Task details:
Make an exact transcription of the material, leaving out all images.
* START Input records *
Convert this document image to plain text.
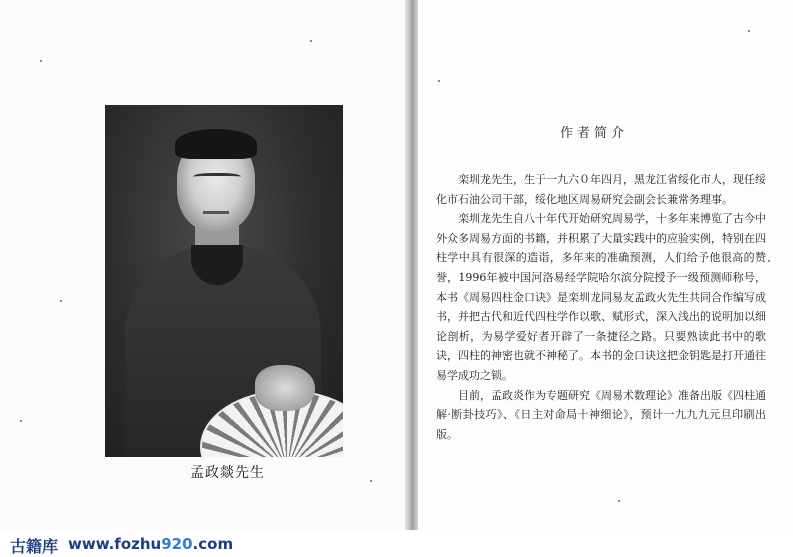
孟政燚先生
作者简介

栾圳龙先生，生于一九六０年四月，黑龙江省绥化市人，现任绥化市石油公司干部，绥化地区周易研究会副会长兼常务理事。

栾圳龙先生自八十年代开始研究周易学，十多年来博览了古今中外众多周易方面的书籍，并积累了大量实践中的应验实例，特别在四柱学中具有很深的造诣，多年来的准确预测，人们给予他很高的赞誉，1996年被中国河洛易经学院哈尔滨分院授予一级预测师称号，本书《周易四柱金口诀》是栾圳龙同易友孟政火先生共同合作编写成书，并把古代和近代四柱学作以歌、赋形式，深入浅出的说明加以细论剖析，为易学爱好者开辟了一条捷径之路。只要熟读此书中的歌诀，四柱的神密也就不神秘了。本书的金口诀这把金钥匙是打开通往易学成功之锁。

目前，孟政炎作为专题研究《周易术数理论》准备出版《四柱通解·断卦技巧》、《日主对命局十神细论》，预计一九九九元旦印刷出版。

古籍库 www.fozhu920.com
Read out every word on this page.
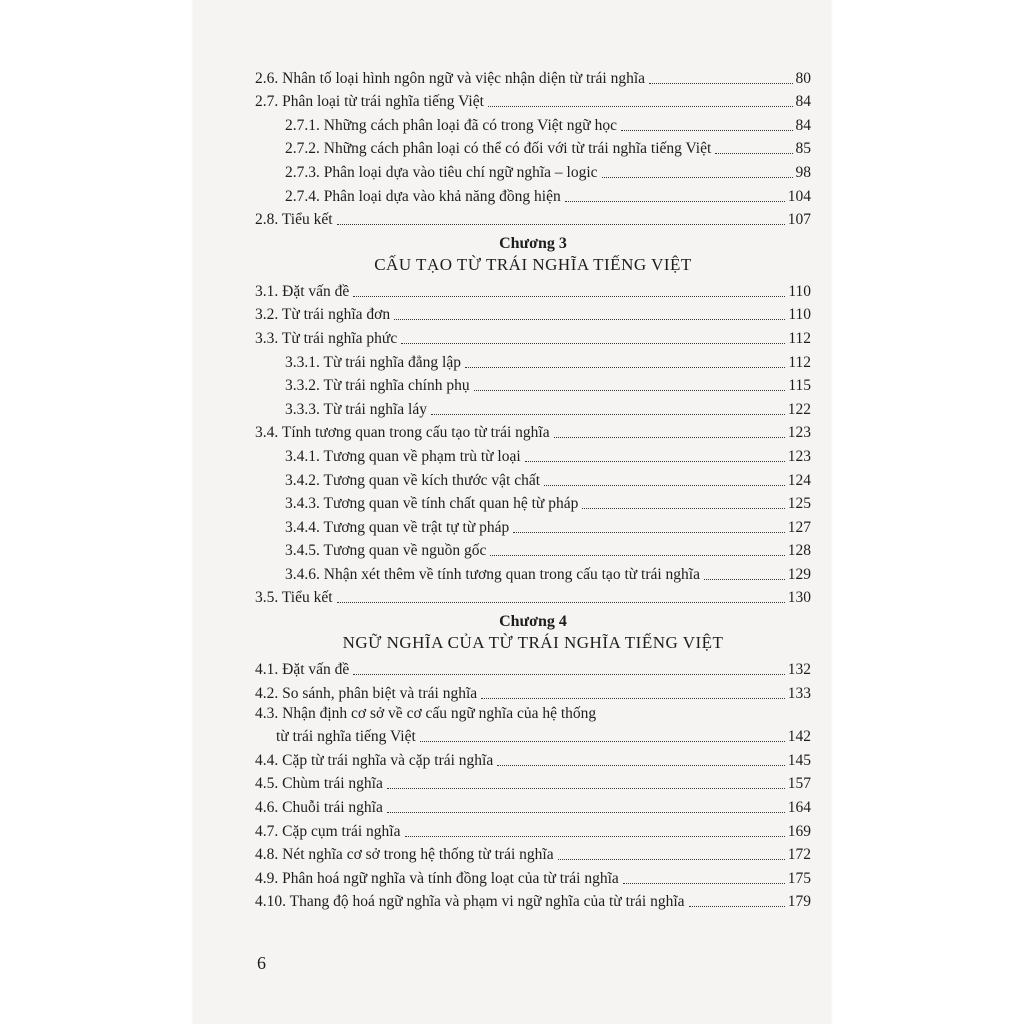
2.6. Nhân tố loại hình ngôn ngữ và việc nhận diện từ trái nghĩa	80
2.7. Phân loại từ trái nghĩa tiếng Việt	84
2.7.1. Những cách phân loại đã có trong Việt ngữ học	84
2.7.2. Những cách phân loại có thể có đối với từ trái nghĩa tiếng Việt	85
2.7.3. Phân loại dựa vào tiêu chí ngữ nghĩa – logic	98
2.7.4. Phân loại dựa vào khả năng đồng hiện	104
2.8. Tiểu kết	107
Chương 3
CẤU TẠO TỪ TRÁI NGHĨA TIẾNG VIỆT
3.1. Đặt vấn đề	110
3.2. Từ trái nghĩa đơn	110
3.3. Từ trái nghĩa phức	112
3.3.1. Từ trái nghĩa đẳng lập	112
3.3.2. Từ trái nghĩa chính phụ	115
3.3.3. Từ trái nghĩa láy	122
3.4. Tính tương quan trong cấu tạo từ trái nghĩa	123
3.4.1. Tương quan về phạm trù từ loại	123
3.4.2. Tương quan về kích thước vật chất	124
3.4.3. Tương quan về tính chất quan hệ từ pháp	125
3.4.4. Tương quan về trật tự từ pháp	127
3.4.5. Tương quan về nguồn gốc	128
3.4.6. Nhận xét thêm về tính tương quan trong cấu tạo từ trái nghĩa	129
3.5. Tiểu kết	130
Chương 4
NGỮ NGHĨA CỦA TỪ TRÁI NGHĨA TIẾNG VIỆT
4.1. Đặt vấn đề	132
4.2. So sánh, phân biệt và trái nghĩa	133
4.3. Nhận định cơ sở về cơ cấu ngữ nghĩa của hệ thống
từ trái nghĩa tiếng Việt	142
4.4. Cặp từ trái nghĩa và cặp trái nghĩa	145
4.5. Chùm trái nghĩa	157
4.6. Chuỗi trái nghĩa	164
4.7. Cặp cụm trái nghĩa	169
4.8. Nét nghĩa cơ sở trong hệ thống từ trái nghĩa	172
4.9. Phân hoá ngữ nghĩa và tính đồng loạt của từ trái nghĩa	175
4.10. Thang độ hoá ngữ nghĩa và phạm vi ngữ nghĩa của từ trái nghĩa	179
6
* END Input records *
Written response:
Convert this document image to plain text.
孟政燚先生
作者简介

栾圳龙先生，生于一九六０年四月，黑龙江省绥化市人，现任绥化市石油公司干部，绥化地区周易研究会副会长兼常务理事。

栾圳龙先生自八十年代开始研究周易学，十多年来博览了古今中外众多周易方面的书籍，并积累了大量实践中的应验实例，特别在四柱学中具有很深的造诣，多年来的准确预测，人们给予他很高的赞誉，1996年被中国河洛易经学院哈尔滨分院授予一级预测师称号，本书《周易四柱金口诀》是栾圳龙同易友孟政火先生共同合作编写成书，并把古代和近代四柱学作以歌、赋形式，深入浅出的说明加以细论剖析，为易学爱好者开辟了一条捷径之路。只要熟读此书中的歌诀，四柱的神密也就不神秘了。本书的金口诀这把金钥匙是打开通往易学成功之锁。

目前，孟政炎作为专题研究《周易术数理论》准备出版《四柱通解·断卦技巧》、《日主对命局十神细论》，预计一九九九元旦印刷出版。

古籍库 www.fozhu920.com
Read out every word on this page.
2.6. Nhân tố loại hình ngôn ngữ và việc nhận diện từ trái nghĩa	80
2.7. Phân loại từ trái nghĩa tiếng Việt	84
2.7.1. Những cách phân loại đã có trong Việt ngữ học	84
2.7.2. Những cách phân loại có thể có đối với từ trái nghĩa tiếng Việt	85
2.7.3. Phân loại dựa vào tiêu chí ngữ nghĩa – logic	98
2.7.4. Phân loại dựa vào khả năng đồng hiện	104
2.8. Tiểu kết	107
Chương 3
CẤU TẠO TỪ TRÁI NGHĨA TIẾNG VIỆT
3.1. Đặt vấn đề	110
3.2. Từ trái nghĩa đơn	110
3.3. Từ trái nghĩa phức	112
3.3.1. Từ trái nghĩa đẳng lập	112
3.3.2. Từ trái nghĩa chính phụ	115
3.3.3. Từ trái nghĩa láy	122
3.4. Tính tương quan trong cấu tạo từ trái nghĩa	123
3.4.1. Tương quan về phạm trù từ loại	123
3.4.2. Tương quan về kích thước vật chất	124
3.4.3. Tương quan về tính chất quan hệ từ pháp	125
3.4.4. Tương quan về trật tự từ pháp	127
3.4.5. Tương quan về nguồn gốc	128
3.4.6. Nhận xét thêm về tính tương quan trong cấu tạo từ trái nghĩa	129
3.5. Tiểu kết	130
Chương 4
NGỮ NGHĨA CỦA TỪ TRÁI NGHĨA TIẾNG VIỆT
4.1. Đặt vấn đề	132
4.2. So sánh, phân biệt và trái nghĩa	133
4.3. Nhận định cơ sở về cơ cấu ngữ nghĩa của hệ thống
từ trái nghĩa tiếng Việt	142
4.4. Cặp từ trái nghĩa và cặp trái nghĩa	145
4.5. Chùm trái nghĩa	157
4.6. Chuỗi trái nghĩa	164
4.7. Cặp cụm trái nghĩa	169
4.8. Nét nghĩa cơ sở trong hệ thống từ trái nghĩa	172
4.9. Phân hoá ngữ nghĩa và tính đồng loạt của từ trái nghĩa	175
4.10. Thang độ hoá ngữ nghĩa và phạm vi ngữ nghĩa của từ trái nghĩa	179
6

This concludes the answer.